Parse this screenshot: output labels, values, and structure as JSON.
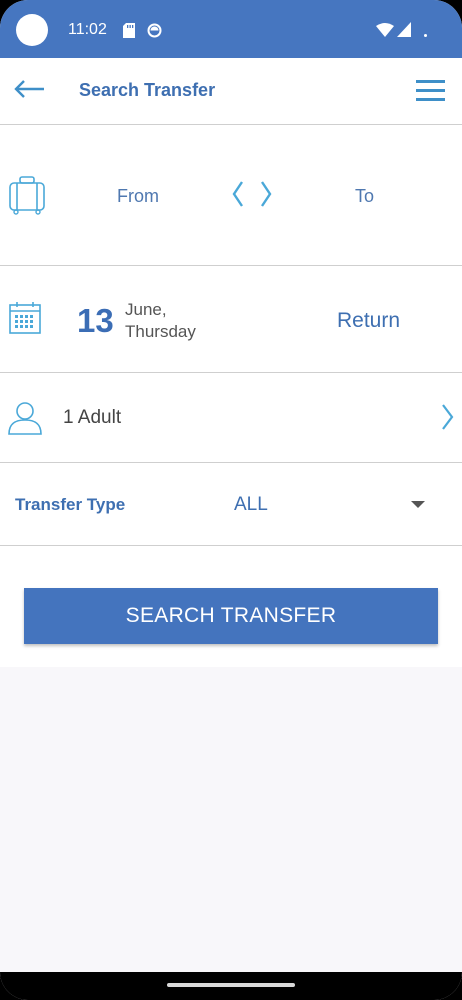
{
  "status_bar": {
    "time": "11:02"
  },
  "app_bar": {
    "title": "Search Transfer"
  },
  "route": {
    "from_label": "From",
    "to_label": "To"
  },
  "date": {
    "day": "13",
    "month": "June,",
    "weekday": "Thursday",
    "return_label": "Return"
  },
  "passengers": {
    "label": "1 Adult"
  },
  "transfer_type": {
    "label": "Transfer Type",
    "value": "ALL"
  },
  "search": {
    "button_label": "SEARCH TRANSFER"
  },
  "colors": {
    "primary": "#4474be",
    "accent": "#4aa8d8",
    "text_blue": "#3e6fb1"
  }
}
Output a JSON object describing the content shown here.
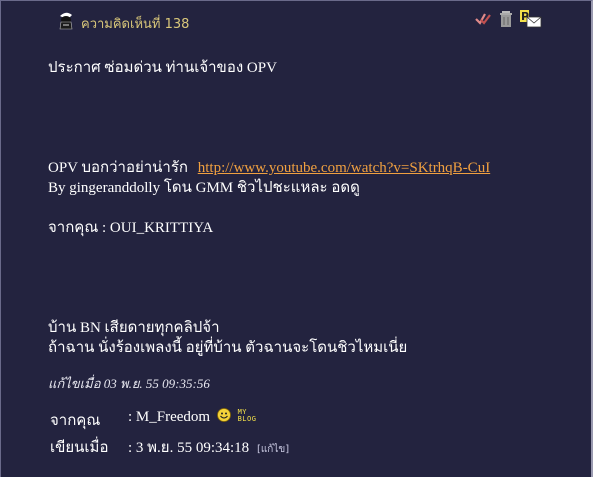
{
  "header": {
    "comment_number_label": "ความคิดเห็นที่ 138",
    "icons": [
      "avatar-icon",
      "check-icon",
      "trash-icon",
      "private-message-icon"
    ]
  },
  "post": {
    "lines": [
      "ประกาศ ซ่อมด่วน ท่านเจ้าของ OPV",
      "OPV บอกว่าอย่าน่ารัก",
      "By gingeranddolly โดน GMM ชิวไปชะแหละ อดดู",
      "จากคุณ : OUI_KRITTIYA",
      "บ้าน BN เสียดายทุกคลิปจ้า",
      "ถ้าฉาน นั่งร้องเพลงนี้ อยู่ที่บ้าน ตัวฉานจะโดนชิวไหมเนี่ย"
    ],
    "link_text": "http://www.youtube.com/watch?v=SKtrhqB-CuI"
  },
  "edited_note": "แก้ไขเมื่อ 03 พ.ย. 55 09:35:56",
  "meta": {
    "from_label": "จากคุณ",
    "from_value": ": M_Freedom",
    "myblog_line1": "MY",
    "myblog_line2": "BLOG",
    "posted_label": "เขียนเมื่อ",
    "posted_value": ": 3 พ.ย. 55 09:34:18",
    "edit_link": "[แก้ไข]"
  },
  "colors": {
    "background": "#23233f",
    "header_text": "#d9c77a",
    "link": "#f0a040"
  }
}
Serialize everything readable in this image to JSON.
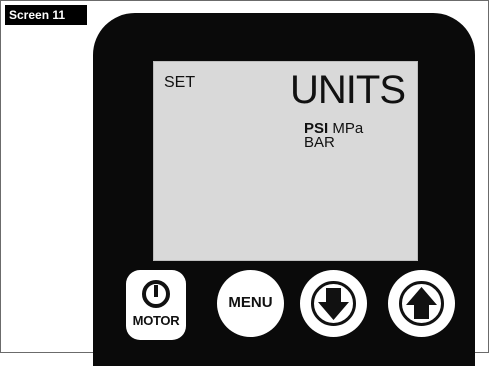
{
  "screen_tag": "Screen 11",
  "lcd": {
    "left_label": "SET",
    "title": "UNITS",
    "options": [
      {
        "label": "PSI",
        "selected": true
      },
      {
        "label": "MPa",
        "selected": false
      },
      {
        "label": "BAR",
        "selected": false
      }
    ]
  },
  "buttons": {
    "motor_label": "MOTOR",
    "menu_label": "MENU",
    "down_icon": "arrow-down-icon",
    "up_icon": "arrow-up-icon",
    "power_icon": "power-icon"
  },
  "colors": {
    "device": "#0a0a0a",
    "lcd": "#d9d9d9",
    "button": "#ffffff"
  }
}
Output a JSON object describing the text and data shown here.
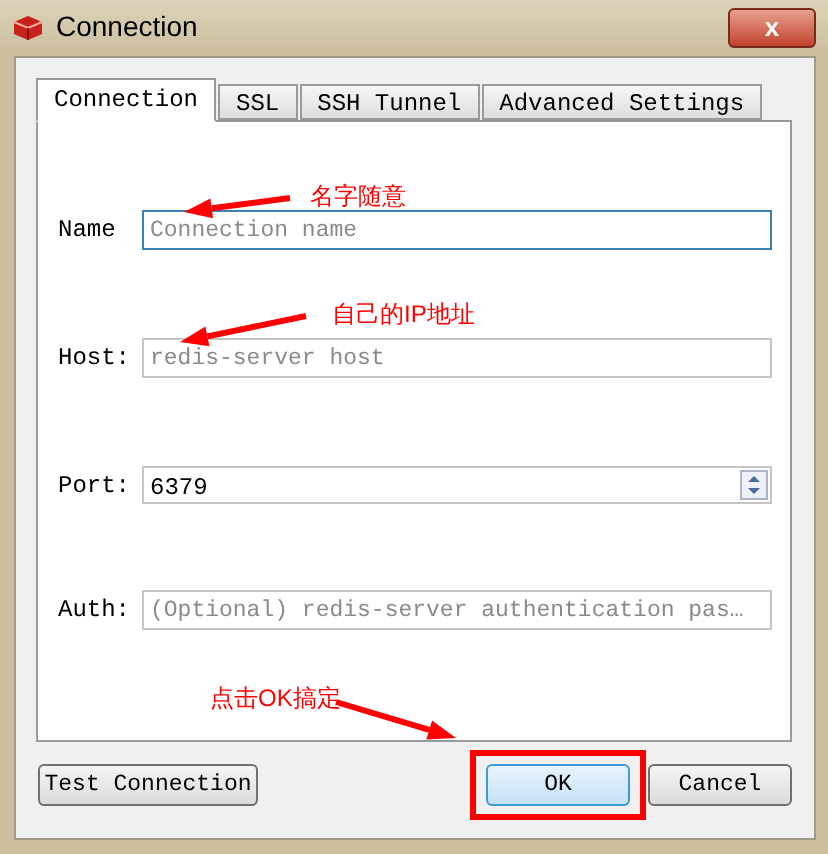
{
  "window": {
    "title": "Connection",
    "close_label": "x"
  },
  "tabs": [
    {
      "label": "Connection",
      "selected": true
    },
    {
      "label": "SSL",
      "selected": false
    },
    {
      "label": "SSH Tunnel",
      "selected": false
    },
    {
      "label": "Advanced Settings",
      "selected": false
    }
  ],
  "fields": [
    {
      "kind": "text",
      "label": "Name",
      "placeholder": "Connection name",
      "focused": true
    },
    {
      "kind": "text",
      "label": "Host:",
      "placeholder": "redis-server host",
      "focused": false
    },
    {
      "kind": "spin",
      "label": "Port:",
      "value": "6379",
      "focused": false
    },
    {
      "kind": "text",
      "label": "Auth:",
      "placeholder": "(Optional) redis-server authentication pas…",
      "focused": false
    }
  ],
  "buttons": [
    {
      "label": "Test Connection",
      "default": false,
      "highlighted": false
    },
    {
      "label": "OK",
      "default": true,
      "highlighted": true
    },
    {
      "label": "Cancel",
      "default": false,
      "highlighted": false
    }
  ],
  "annotations": [
    {
      "text": "名字随意"
    },
    {
      "text": "自己的IP地址"
    },
    {
      "text": "点击OK搞定"
    }
  ]
}
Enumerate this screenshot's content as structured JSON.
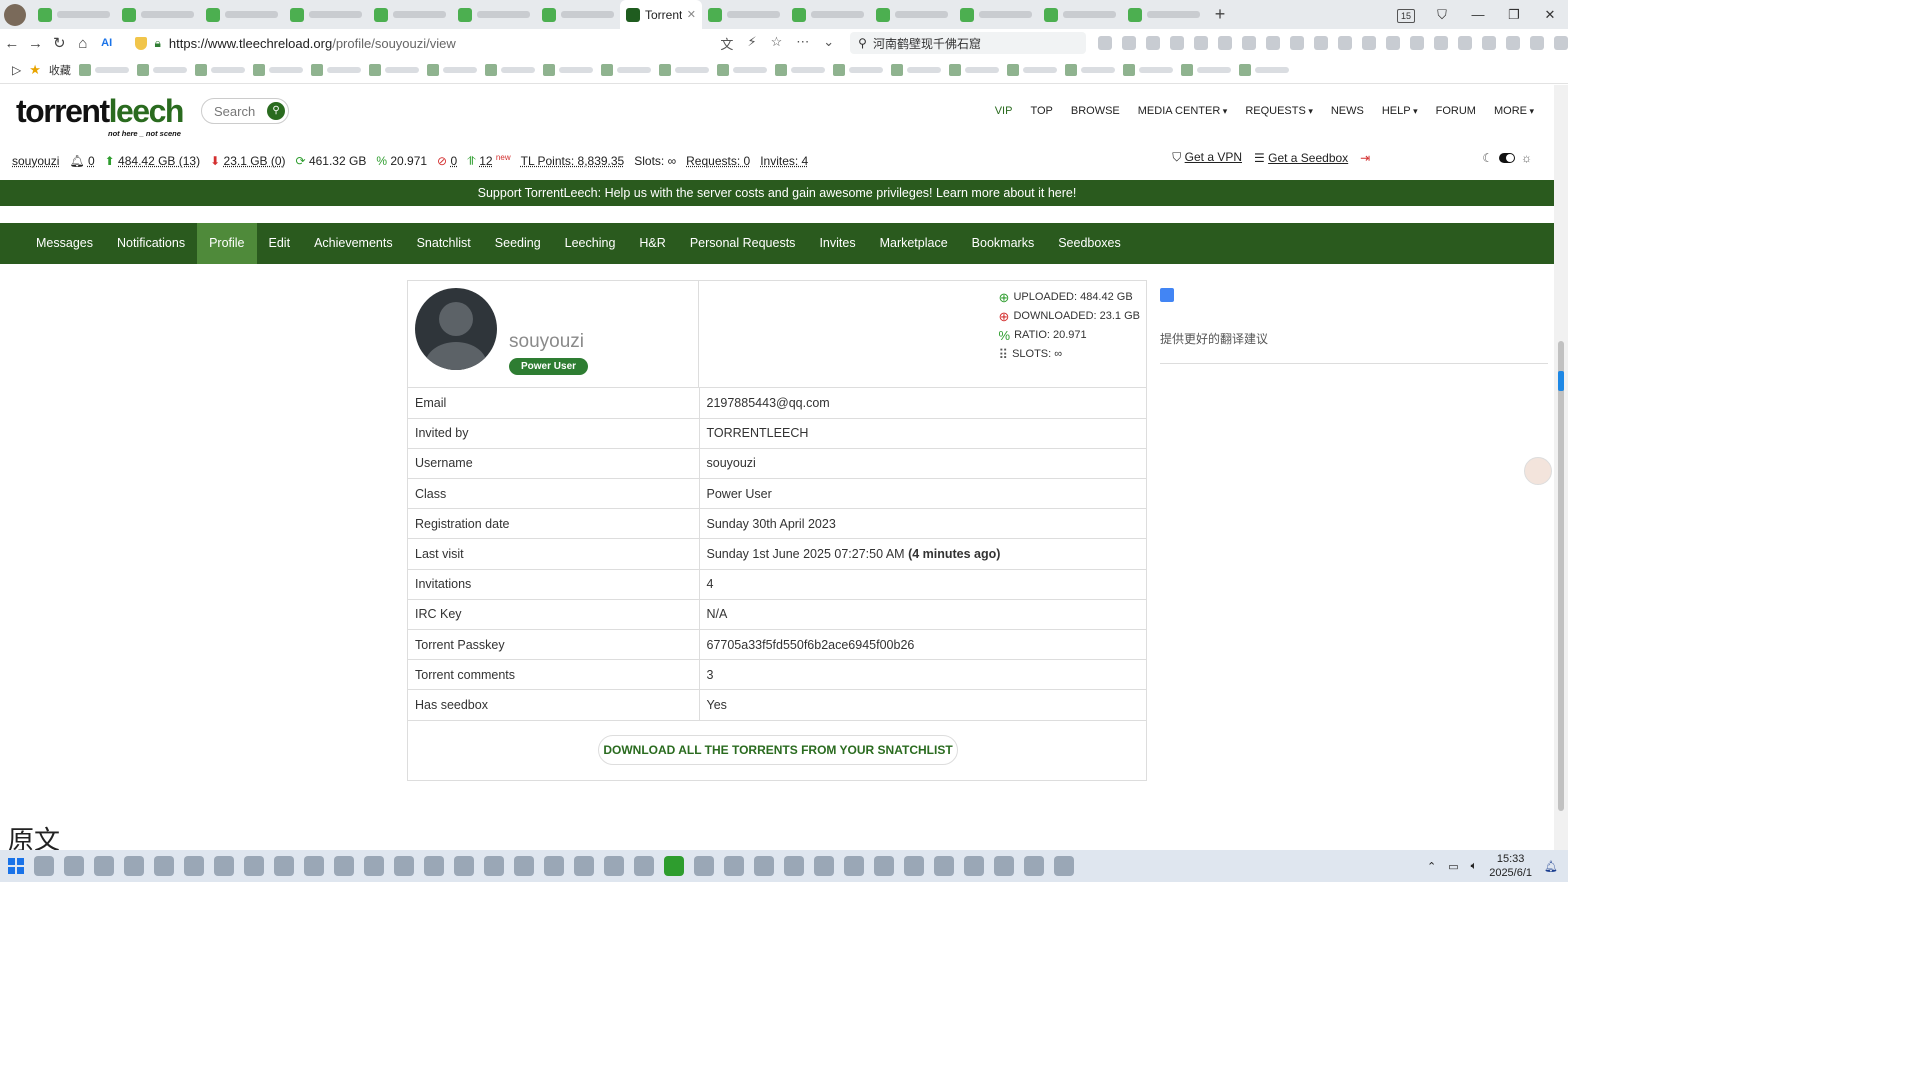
{
  "browser": {
    "active_tab_title": "Torrent",
    "tab_close": "✕",
    "new_tab": "+",
    "tab_count": "15",
    "url_domain": "https://www.tleechreload.org",
    "url_path": "/profile/souyouzi/view",
    "search_query": "河南鹤壁现千佛石窟",
    "bookmarks_label": "收藏"
  },
  "site": {
    "logo_torrent": "torrent",
    "logo_leech": "leech",
    "logo_tagline": "not here _ not scene",
    "search_placeholder": "Search",
    "nav": [
      {
        "label": "VIP"
      },
      {
        "label": "TOP"
      },
      {
        "label": "BROWSE"
      },
      {
        "label": "MEDIA CENTER"
      },
      {
        "label": "REQUESTS"
      },
      {
        "label": "NEWS"
      },
      {
        "label": "HELP"
      },
      {
        "label": "FORUM"
      },
      {
        "label": "MORE"
      }
    ]
  },
  "userbar": {
    "username": "souyouzi",
    "notifications": "0",
    "uploaded": "484.42 GB (13)",
    "downloaded": "23.1 GB (0)",
    "buffer": "461.32 GB",
    "ratio": "20.971",
    "hnr": "0",
    "seeding": "12",
    "seeding_new": "new",
    "tl_points": "TL Points: 8,839.35",
    "slots": "Slots: ∞",
    "requests": "Requests: 0",
    "invites": "Invites: 4",
    "vpn": "Get a VPN",
    "seedbox": "Get a Seedbox"
  },
  "banner": "Support TorrentLeech: Help us with the server costs and gain awesome privileges! Learn more about it here!",
  "profile_nav": [
    {
      "label": "Messages"
    },
    {
      "label": "Notifications"
    },
    {
      "label": "Profile"
    },
    {
      "label": "Edit"
    },
    {
      "label": "Achievements"
    },
    {
      "label": "Snatchlist"
    },
    {
      "label": "Seeding"
    },
    {
      "label": "Leeching"
    },
    {
      "label": "H&R"
    },
    {
      "label": "Personal Requests"
    },
    {
      "label": "Invites"
    },
    {
      "label": "Marketplace"
    },
    {
      "label": "Bookmarks"
    },
    {
      "label": "Seedboxes"
    }
  ],
  "profile": {
    "username": "souyouzi",
    "class_badge": "Power User",
    "stats": {
      "uploaded": "UPLOADED: 484.42 GB",
      "downloaded": "DOWNLOADED:  23.1 GB",
      "ratio": "RATIO: 20.971",
      "slots": "SLOTS: ∞"
    },
    "rows": [
      {
        "key": "Email",
        "value": "2197885443@qq.com"
      },
      {
        "key": "Invited by",
        "value": "TORRENTLEECH"
      },
      {
        "key": "Username",
        "value": "souyouzi"
      },
      {
        "key": "Class",
        "value": "Power User"
      },
      {
        "key": "Registration date",
        "value": "Sunday 30th April 2023"
      },
      {
        "key": "Last visit",
        "value": "Sunday 1st June 2025 07:27:50 AM",
        "extra": "(4 minutes ago)"
      },
      {
        "key": "Invitations",
        "value": "4"
      },
      {
        "key": "IRC Key",
        "value": "N/A"
      },
      {
        "key": "Torrent Passkey",
        "value": "67705a33f5fd550f6b2ace6945f00b26"
      },
      {
        "key": "Torrent comments",
        "value": "3"
      },
      {
        "key": "Has seedbox",
        "value": "Yes"
      }
    ],
    "download_button": "DOWNLOAD ALL THE TORRENTS FROM YOUR SNATCHLIST"
  },
  "translate": {
    "hint": "提供更好的翻译建议"
  },
  "overlay_text": "原文",
  "taskbar": {
    "time": "15:33",
    "date": "2025/6/1"
  },
  "colors": {
    "brand_green": "#2a5a1e",
    "active_tab_green": "#4f8a3a",
    "badge_green": "#2e7d32"
  }
}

▬▬▬▬▬▬

• Work to complete: Omit every picture, then repeat the remaining data exactly as it appears above.

• The completed task:
Parse this screenshot: output labels, values, and structure as JSON.
{
  "status_bar": {
    "time": "11:02"
  },
  "app_bar": {
    "title": "Search Transfer"
  },
  "route": {
    "from_label": "From",
    "to_label": "To"
  },
  "date": {
    "day": "13",
    "month": "June,",
    "weekday": "Thursday",
    "return_label": "Return"
  },
  "passengers": {
    "label": "1 Adult"
  },
  "transfer_type": {
    "label": "Transfer Type",
    "value": "ALL"
  },
  "search": {
    "button_label": "SEARCH TRANSFER"
  },
  "colors": {
    "primary": "#4474be",
    "accent": "#4aa8d8",
    "text_blue": "#3e6fb1"
  }
}
Output a JSON object describing the content shown here.
{
  "header": {
    "comment_number_label": "ความคิดเห็นที่ 138",
    "icons": [
      "avatar-icon",
      "check-icon",
      "trash-icon",
      "private-message-icon"
    ]
  },
  "post": {
    "lines": [
      "ประกาศ ซ่อมด่วน ท่านเจ้าของ OPV",
      "OPV บอกว่าอย่าน่ารัก",
      "By gingeranddolly โดน GMM ชิวไปชะแหละ อดดู",
      "จากคุณ : OUI_KRITTIYA",
      "บ้าน BN เสียดายทุกคลิปจ้า",
      "ถ้าฉาน นั่งร้องเพลงนี้ อยู่ที่บ้าน ตัวฉานจะโดนชิวไหมเนี่ย"
    ],
    "link_text": "http://www.youtube.com/watch?v=SKtrhqB-CuI"
  },
  "edited_note": "แก้ไขเมื่อ 03 พ.ย. 55 09:35:56",
  "meta": {
    "from_label": "จากคุณ",
    "from_value": ": M_Freedom",
    "myblog_line1": "MY",
    "myblog_line2": "BLOG",
    "posted_label": "เขียนเมื่อ",
    "posted_value": ": 3 พ.ย. 55 09:34:18",
    "edit_link": "[แก้ไข]"
  },
  "colors": {
    "background": "#23233f",
    "header_text": "#d9c77a",
    "link": "#f0a040"
  }
}
Serialize everything readable in this image to JSON.
{
  "screen_tag": "Screen 11",
  "lcd": {
    "left_label": "SET",
    "title": "UNITS",
    "options": [
      {
        "label": "PSI",
        "selected": true
      },
      {
        "label": "MPa",
        "selected": false
      },
      {
        "label": "BAR",
        "selected": false
      }
    ]
  },
  "buttons": {
    "motor_label": "MOTOR",
    "menu_label": "MENU",
    "down_icon": "arrow-down-icon",
    "up_icon": "arrow-up-icon",
    "power_icon": "power-icon"
  },
  "colors": {
    "device": "#0a0a0a",
    "lcd": "#d9d9d9",
    "button": "#ffffff"
  }
}
Output a JSON object describing the text and data shown here.
{
  "window": {
    "title": "Connection",
    "close_label": "x"
  },
  "tabs": [
    {
      "label": "Connection",
      "selected": true
    },
    {
      "label": "SSL",
      "selected": false
    },
    {
      "label": "SSH Tunnel",
      "selected": false
    },
    {
      "label": "Advanced Settings",
      "selected": false
    }
  ],
  "fields": [
    {
      "kind": "text",
      "label": "Name",
      "placeholder": "Connection name",
      "focused": true
    },
    {
      "kind": "text",
      "label": "Host:",
      "placeholder": "redis-server host",
      "focused": false
    },
    {
      "kind": "spin",
      "label": "Port:",
      "value": "6379",
      "focused": false
    },
    {
      "kind": "text",
      "label": "Auth:",
      "placeholder": "(Optional) redis-server authentication pas…",
      "focused": false
    }
  ],
  "buttons": [
    {
      "label": "Test Connection",
      "default": false,
      "highlighted": false
    },
    {
      "label": "OK",
      "default": true,
      "highlighted": true
    },
    {
      "label": "Cancel",
      "default": false,
      "highlighted": false
    }
  ],
  "annotations": [
    {
      "text": "名字随意"
    },
    {
      "text": "自己的IP地址"
    },
    {
      "text": "点击OK搞定"
    }
  ]
}
Enumerate this screenshot's content as structured JSON.
{
  "browser": {
    "active_tab_title": "Torrent",
    "tab_close": "✕",
    "new_tab": "+",
    "tab_count": "15",
    "url_domain": "https://www.tleechreload.org",
    "url_path": "/profile/souyouzi/view",
    "search_query": "河南鹤壁现千佛石窟",
    "bookmarks_label": "收藏"
  },
  "site": {
    "logo_torrent": "torrent",
    "logo_leech": "leech",
    "logo_tagline": "not here _ not scene",
    "search_placeholder": "Search",
    "nav": [
      {
        "label": "VIP"
      },
      {
        "label": "TOP"
      },
      {
        "label": "BROWSE"
      },
      {
        "label": "MEDIA CENTER"
      },
      {
        "label": "REQUESTS"
      },
      {
        "label": "NEWS"
      },
      {
        "label": "HELP"
      },
      {
        "label": "FORUM"
      },
      {
        "label": "MORE"
      }
    ]
  },
  "userbar": {
    "username": "souyouzi",
    "notifications": "0",
    "uploaded": "484.42 GB (13)",
    "downloaded": "23.1 GB (0)",
    "buffer": "461.32 GB",
    "ratio": "20.971",
    "hnr": "0",
    "seeding": "12",
    "seeding_new": "new",
    "tl_points": "TL Points: 8,839.35",
    "slots": "Slots: ∞",
    "requests": "Requests: 0",
    "invites": "Invites: 4",
    "vpn": "Get a VPN",
    "seedbox": "Get a Seedbox"
  },
  "banner": "Support TorrentLeech: Help us with the server costs and gain awesome privileges! Learn more about it here!",
  "profile_nav": [
    {
      "label": "Messages"
    },
    {
      "label": "Notifications"
    },
    {
      "label": "Profile"
    },
    {
      "label": "Edit"
    },
    {
      "label": "Achievements"
    },
    {
      "label": "Snatchlist"
    },
    {
      "label": "Seeding"
    },
    {
      "label": "Leeching"
    },
    {
      "label": "H&R"
    },
    {
      "label": "Personal Requests"
    },
    {
      "label": "Invites"
    },
    {
      "label": "Marketplace"
    },
    {
      "label": "Bookmarks"
    },
    {
      "label": "Seedboxes"
    }
  ],
  "profile": {
    "username": "souyouzi",
    "class_badge": "Power User",
    "stats": {
      "uploaded": "UPLOADED: 484.42 GB",
      "downloaded": "DOWNLOADED:  23.1 GB",
      "ratio": "RATIO: 20.971",
      "slots": "SLOTS: ∞"
    },
    "rows": [
      {
        "key": "Email",
        "value": "2197885443@qq.com"
      },
      {
        "key": "Invited by",
        "value": "TORRENTLEECH"
      },
      {
        "key": "Username",
        "value": "souyouzi"
      },
      {
        "key": "Class",
        "value": "Power User"
      },
      {
        "key": "Registration date",
        "value": "Sunday 30th April 2023"
      },
      {
        "key": "Last visit",
        "value": "Sunday 1st June 2025 07:27:50 AM",
        "extra": "(4 minutes ago)"
      },
      {
        "key": "Invitations",
        "value": "4"
      },
      {
        "key": "IRC Key",
        "value": "N/A"
      },
      {
        "key": "Torrent Passkey",
        "value": "67705a33f5fd550f6b2ace6945f00b26"
      },
      {
        "key": "Torrent comments",
        "value": "3"
      },
      {
        "key": "Has seedbox",
        "value": "Yes"
      }
    ],
    "download_button": "DOWNLOAD ALL THE TORRENTS FROM YOUR SNATCHLIST"
  },
  "translate": {
    "hint": "提供更好的翻译建议"
  },
  "overlay_text": "原文",
  "taskbar": {
    "time": "15:33",
    "date": "2025/6/1"
  },
  "colors": {
    "brand_green": "#2a5a1e",
    "active_tab_green": "#4f8a3a",
    "badge_green": "#2e7d32"
  }
}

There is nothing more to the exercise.